## REQUIREMENT
Could you retype the stretch of the listing that opens with the line containing "Text: Contains public" and closes with the line containing "Bar [247, 385, 268, 390]", character for character and including both of those lines?

## SOURCE MATERIAL
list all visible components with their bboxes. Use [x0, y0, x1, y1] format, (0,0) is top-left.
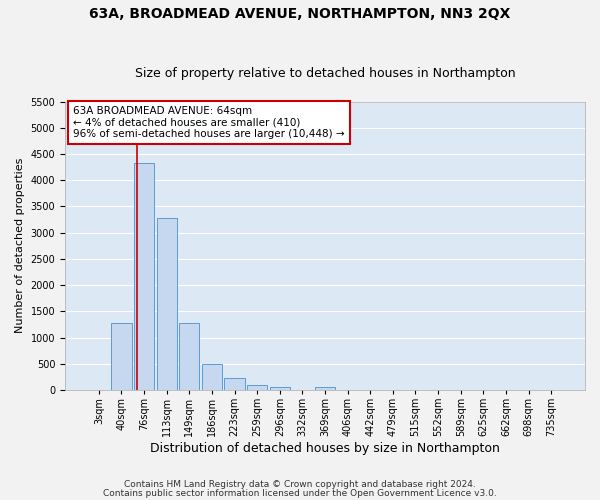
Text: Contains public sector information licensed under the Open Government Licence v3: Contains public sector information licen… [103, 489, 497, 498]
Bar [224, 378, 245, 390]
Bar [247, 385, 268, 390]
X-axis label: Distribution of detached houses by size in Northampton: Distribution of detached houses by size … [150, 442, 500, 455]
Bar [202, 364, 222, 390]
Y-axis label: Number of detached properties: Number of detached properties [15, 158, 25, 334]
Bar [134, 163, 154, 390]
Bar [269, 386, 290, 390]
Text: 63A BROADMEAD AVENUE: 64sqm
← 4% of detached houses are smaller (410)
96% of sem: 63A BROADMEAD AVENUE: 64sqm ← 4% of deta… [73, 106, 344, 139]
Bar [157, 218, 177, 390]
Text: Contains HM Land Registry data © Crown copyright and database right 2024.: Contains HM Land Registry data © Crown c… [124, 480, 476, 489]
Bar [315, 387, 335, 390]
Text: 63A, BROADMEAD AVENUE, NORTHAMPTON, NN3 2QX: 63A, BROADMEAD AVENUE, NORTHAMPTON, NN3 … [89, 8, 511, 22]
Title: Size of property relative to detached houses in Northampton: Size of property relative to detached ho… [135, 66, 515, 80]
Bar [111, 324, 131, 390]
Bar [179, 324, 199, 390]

---

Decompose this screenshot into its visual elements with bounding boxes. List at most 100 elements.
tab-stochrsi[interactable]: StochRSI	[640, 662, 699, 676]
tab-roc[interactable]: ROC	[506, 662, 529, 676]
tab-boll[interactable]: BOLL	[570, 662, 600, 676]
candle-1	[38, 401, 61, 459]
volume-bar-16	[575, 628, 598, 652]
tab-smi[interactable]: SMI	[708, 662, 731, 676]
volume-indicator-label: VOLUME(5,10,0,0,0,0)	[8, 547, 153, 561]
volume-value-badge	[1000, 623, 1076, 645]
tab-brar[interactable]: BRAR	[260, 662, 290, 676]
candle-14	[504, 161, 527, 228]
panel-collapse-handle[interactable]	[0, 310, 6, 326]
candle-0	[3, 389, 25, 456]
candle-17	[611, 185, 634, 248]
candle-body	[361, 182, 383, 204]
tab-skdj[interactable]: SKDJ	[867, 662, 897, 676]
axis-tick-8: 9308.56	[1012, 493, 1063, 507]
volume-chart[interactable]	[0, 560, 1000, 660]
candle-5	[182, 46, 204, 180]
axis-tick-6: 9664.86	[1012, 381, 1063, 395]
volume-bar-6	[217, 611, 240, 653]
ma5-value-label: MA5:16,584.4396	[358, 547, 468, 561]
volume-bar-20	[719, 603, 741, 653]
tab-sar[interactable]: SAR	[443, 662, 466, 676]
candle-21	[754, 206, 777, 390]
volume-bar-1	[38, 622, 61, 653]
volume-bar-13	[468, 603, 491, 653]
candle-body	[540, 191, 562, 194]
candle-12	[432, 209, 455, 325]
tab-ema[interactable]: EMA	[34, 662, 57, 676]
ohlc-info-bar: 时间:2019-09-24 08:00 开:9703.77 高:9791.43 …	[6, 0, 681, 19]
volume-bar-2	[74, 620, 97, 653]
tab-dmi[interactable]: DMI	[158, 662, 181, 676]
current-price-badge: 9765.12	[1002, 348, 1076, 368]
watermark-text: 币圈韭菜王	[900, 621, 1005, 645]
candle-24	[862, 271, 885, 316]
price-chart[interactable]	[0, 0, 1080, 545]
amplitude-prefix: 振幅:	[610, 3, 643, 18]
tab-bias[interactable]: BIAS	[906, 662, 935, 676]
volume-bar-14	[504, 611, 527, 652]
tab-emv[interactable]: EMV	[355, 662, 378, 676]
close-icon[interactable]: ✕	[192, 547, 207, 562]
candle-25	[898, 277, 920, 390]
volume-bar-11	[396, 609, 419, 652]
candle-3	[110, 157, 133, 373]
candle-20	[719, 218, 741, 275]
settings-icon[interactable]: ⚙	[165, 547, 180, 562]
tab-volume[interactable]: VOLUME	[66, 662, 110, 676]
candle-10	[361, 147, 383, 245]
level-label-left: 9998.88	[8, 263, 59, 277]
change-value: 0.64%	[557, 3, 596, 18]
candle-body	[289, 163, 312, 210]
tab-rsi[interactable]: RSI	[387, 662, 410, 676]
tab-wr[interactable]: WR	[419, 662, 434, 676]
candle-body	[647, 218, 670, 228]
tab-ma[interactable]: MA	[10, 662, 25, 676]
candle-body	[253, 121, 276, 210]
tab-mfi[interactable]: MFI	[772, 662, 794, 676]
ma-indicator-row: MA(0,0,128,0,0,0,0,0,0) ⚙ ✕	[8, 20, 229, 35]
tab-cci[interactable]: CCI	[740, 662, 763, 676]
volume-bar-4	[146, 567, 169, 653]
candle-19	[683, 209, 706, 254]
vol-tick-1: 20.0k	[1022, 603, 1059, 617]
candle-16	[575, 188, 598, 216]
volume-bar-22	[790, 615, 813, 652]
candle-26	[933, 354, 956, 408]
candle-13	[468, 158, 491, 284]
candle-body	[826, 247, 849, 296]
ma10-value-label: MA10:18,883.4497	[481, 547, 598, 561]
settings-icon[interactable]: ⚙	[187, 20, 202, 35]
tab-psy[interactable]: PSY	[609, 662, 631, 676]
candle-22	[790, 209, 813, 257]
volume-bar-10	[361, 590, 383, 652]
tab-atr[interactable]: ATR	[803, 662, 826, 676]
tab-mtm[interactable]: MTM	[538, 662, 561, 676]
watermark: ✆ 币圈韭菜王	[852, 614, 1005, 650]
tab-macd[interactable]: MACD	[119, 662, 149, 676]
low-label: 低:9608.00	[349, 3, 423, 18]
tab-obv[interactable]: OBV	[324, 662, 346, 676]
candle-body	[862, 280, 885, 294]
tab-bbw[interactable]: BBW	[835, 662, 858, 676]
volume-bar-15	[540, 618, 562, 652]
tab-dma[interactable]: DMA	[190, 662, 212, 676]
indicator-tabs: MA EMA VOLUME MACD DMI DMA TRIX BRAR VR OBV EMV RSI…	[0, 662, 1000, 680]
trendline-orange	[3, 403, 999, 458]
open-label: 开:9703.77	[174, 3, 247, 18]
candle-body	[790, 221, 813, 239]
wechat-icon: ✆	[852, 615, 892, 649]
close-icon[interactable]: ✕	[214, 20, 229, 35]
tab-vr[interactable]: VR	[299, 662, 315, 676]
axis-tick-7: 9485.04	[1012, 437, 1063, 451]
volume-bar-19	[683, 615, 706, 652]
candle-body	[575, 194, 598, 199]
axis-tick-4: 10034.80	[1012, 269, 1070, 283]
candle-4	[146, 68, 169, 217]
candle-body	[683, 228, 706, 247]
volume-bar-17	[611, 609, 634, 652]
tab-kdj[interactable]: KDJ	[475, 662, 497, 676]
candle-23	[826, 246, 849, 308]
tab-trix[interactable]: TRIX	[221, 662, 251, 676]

## EXERCISE RESPONSE
Text: Contains public sector information licensed under the Open Government Licence v3: Contains public sector information licen… [103, 489, 497, 498]
Bar [224, 378, 245, 390]
Bar [247, 385, 268, 390]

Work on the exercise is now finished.